[Dataset records]
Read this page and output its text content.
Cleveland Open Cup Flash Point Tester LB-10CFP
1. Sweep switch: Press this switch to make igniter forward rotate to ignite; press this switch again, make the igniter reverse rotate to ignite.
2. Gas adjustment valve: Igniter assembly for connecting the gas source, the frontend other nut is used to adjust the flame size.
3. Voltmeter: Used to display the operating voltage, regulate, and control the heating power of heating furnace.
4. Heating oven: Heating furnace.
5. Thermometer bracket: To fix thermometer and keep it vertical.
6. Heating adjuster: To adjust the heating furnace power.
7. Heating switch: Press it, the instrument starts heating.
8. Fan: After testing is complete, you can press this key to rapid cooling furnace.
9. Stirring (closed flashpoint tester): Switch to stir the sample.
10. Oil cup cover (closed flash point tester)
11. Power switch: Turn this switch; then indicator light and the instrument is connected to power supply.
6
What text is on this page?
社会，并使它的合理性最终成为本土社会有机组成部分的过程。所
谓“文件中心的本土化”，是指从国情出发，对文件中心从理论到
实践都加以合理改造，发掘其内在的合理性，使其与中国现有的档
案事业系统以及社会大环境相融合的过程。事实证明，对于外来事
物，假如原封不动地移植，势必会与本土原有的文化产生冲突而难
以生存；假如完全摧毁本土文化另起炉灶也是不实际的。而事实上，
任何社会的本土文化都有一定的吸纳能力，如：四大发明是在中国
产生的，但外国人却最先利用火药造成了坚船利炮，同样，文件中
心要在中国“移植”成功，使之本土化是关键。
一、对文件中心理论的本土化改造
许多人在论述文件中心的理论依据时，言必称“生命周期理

Your instructions: In the entries above, count each line with "power"; reply with the total only.

Response: 3